▶ Given instruction: Extract from the listing each line in which the word "avatar" appears.

Items from a data source:
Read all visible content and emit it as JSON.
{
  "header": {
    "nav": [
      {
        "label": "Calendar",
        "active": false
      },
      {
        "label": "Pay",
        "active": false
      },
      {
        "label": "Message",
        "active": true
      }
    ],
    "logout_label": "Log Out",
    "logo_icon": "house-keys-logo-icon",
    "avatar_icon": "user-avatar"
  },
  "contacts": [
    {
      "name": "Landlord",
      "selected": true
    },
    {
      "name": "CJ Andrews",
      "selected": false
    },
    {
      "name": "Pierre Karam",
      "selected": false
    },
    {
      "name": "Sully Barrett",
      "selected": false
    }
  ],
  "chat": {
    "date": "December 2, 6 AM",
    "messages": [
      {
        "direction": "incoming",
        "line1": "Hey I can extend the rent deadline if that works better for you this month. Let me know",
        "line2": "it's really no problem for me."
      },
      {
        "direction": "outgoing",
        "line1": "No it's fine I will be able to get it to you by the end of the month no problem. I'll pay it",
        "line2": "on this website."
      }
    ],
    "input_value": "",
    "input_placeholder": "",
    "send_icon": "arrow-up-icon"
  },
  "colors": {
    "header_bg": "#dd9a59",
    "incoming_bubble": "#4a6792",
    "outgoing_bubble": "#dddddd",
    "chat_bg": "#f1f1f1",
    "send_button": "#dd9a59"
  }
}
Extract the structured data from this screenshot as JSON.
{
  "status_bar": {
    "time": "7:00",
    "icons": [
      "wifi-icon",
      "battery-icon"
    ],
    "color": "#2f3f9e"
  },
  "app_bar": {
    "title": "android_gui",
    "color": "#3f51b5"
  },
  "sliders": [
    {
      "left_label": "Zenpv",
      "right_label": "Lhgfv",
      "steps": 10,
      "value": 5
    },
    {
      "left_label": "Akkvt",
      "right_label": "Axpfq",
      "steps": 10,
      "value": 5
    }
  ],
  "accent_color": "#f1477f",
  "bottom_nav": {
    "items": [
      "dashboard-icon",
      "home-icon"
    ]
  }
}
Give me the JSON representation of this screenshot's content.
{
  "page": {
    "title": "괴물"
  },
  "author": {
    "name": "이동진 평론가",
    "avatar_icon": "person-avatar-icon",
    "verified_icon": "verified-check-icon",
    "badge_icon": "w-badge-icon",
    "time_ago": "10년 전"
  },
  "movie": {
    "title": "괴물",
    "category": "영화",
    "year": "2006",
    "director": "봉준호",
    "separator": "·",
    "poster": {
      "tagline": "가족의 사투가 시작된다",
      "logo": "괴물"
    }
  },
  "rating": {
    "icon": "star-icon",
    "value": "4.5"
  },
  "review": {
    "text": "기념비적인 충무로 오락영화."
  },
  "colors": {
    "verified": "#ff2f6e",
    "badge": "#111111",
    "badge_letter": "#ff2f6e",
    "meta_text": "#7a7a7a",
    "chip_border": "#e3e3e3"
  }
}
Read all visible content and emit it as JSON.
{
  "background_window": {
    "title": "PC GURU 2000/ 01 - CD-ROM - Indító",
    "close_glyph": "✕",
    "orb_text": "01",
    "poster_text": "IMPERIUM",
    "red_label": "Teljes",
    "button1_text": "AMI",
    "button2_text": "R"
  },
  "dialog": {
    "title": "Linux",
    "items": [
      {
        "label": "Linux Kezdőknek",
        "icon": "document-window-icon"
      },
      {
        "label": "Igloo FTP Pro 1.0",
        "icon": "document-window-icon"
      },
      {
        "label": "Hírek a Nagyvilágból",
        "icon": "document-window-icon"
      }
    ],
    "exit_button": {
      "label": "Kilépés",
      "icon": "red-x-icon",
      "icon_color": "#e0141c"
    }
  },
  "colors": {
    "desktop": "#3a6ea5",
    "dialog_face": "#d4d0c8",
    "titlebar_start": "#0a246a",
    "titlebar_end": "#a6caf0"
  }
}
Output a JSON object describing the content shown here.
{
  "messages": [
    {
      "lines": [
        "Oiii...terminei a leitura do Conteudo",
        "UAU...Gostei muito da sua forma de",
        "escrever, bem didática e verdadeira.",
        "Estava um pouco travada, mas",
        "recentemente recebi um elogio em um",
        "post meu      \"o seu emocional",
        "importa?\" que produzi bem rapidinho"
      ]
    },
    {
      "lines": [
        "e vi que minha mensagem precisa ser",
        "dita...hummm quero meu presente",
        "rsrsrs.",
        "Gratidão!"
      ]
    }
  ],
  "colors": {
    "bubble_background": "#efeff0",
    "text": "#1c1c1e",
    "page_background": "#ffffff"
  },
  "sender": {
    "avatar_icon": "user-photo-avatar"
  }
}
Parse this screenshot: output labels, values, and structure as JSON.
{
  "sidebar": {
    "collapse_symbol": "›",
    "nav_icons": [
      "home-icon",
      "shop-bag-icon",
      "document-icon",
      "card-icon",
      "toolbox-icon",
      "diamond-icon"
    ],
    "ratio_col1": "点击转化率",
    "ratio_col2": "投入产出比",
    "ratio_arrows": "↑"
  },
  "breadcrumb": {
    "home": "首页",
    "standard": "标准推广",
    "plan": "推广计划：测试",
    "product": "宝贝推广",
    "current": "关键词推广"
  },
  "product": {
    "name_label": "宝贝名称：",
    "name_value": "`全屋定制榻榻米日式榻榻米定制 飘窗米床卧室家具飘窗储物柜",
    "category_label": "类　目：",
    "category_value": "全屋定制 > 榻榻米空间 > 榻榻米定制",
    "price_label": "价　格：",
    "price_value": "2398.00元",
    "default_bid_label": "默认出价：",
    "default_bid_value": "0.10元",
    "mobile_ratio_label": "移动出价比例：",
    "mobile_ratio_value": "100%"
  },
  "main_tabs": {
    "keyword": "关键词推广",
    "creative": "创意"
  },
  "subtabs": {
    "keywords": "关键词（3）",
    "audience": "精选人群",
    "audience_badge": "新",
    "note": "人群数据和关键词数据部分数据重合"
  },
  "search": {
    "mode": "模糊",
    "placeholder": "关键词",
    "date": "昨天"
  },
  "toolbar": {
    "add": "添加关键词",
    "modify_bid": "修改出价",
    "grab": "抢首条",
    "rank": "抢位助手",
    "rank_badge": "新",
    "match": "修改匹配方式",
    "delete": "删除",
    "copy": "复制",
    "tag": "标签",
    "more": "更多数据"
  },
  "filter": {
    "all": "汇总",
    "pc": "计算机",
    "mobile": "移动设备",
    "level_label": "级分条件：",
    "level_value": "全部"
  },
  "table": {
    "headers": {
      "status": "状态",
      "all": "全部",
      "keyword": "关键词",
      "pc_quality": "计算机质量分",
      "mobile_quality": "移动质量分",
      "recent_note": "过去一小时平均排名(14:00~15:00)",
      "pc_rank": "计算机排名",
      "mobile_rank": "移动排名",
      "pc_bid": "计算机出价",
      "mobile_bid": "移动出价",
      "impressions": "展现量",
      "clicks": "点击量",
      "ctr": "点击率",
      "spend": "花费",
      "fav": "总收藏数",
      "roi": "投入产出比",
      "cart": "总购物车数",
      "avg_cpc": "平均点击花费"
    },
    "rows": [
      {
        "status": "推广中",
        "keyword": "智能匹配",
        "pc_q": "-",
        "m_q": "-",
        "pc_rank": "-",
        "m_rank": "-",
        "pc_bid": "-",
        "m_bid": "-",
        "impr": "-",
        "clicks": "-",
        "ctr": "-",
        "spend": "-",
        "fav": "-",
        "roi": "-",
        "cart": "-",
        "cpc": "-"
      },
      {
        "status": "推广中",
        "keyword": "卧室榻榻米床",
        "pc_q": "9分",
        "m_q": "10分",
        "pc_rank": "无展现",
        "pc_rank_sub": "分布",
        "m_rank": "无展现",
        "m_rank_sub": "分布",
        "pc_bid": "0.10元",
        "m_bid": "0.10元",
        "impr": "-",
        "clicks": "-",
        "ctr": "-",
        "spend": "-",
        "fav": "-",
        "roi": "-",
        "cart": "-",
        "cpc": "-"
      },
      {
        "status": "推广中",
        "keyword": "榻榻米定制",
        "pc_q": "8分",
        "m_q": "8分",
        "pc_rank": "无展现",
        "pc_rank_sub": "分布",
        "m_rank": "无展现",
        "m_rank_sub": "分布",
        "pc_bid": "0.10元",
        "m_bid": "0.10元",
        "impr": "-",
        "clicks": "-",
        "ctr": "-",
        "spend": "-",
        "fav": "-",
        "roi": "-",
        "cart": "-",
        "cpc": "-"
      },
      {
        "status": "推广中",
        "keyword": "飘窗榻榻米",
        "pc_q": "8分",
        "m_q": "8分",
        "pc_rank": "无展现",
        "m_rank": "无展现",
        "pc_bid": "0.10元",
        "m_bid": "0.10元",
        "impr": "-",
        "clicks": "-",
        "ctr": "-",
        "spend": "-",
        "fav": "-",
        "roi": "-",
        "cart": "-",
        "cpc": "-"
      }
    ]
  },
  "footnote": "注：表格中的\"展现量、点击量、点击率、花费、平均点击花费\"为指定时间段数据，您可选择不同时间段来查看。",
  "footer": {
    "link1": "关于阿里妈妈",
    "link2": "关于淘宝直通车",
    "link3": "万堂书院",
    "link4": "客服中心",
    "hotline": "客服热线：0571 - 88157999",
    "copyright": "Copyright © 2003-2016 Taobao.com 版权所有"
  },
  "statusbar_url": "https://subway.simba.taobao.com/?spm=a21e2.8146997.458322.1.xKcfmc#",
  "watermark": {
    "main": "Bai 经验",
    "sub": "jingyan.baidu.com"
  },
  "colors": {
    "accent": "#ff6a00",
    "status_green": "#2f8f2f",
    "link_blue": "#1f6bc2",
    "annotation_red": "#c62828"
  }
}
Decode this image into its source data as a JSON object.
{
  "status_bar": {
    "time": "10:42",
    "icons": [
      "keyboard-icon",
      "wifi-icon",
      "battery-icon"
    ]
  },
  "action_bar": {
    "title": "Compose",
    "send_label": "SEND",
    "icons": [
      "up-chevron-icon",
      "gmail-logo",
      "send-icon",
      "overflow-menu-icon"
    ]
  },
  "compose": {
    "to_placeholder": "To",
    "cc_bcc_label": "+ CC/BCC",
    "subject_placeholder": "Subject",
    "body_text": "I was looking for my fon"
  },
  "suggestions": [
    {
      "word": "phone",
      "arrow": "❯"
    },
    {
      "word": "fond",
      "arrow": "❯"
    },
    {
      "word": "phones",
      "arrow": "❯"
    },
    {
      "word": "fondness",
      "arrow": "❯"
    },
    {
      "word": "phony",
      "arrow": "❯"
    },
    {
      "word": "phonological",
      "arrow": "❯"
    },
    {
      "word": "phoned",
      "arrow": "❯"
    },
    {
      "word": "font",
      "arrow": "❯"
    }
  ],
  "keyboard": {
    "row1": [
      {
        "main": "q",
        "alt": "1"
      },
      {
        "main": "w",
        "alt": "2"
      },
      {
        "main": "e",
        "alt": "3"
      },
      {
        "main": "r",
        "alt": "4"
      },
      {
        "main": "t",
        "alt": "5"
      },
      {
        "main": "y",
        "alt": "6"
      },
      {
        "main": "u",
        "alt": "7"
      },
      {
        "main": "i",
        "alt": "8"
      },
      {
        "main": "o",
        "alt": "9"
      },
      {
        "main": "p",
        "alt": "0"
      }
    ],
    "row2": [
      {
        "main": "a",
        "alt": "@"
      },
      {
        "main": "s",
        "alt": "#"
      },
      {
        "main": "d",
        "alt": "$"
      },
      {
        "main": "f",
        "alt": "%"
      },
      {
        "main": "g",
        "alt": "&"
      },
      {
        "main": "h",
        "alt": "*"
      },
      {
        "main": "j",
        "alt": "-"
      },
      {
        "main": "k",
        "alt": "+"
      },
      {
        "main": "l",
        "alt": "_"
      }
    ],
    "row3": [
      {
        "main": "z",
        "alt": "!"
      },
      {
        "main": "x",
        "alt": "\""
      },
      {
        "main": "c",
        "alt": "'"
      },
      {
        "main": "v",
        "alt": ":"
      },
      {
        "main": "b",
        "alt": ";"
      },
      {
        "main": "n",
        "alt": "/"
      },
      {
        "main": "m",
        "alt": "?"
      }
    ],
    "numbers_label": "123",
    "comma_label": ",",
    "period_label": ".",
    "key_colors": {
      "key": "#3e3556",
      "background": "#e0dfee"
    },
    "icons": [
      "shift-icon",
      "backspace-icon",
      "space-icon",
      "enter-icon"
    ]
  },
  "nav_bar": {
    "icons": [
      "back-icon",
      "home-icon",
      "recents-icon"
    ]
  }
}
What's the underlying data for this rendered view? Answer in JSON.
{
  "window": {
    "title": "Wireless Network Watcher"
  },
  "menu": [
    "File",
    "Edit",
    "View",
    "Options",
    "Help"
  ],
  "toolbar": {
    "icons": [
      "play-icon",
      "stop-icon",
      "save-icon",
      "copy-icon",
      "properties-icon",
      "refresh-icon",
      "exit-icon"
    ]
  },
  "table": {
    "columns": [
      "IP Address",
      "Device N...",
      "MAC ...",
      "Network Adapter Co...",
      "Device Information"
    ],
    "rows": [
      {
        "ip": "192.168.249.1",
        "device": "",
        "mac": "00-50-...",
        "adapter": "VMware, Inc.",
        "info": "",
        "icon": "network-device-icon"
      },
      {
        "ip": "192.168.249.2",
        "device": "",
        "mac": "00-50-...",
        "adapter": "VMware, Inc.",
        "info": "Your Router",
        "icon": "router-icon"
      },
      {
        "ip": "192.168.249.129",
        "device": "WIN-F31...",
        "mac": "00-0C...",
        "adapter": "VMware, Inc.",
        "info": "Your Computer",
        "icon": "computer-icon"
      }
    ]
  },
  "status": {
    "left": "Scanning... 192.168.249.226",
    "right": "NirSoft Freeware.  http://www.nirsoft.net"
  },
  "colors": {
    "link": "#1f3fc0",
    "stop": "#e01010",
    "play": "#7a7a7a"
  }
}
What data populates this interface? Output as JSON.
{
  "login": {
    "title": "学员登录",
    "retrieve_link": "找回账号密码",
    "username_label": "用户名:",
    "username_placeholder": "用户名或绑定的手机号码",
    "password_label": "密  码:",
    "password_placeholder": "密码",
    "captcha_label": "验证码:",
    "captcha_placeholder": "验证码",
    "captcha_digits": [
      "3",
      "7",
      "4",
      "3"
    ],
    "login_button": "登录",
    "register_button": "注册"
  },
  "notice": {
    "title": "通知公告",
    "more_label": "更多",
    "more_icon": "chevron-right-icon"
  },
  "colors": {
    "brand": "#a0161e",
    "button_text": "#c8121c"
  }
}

▶ Task solution:
    "avatar_icon": "user-avatar"
    "avatar_icon": "person-avatar-icon",
    "avatar_icon": "user-photo-avatar"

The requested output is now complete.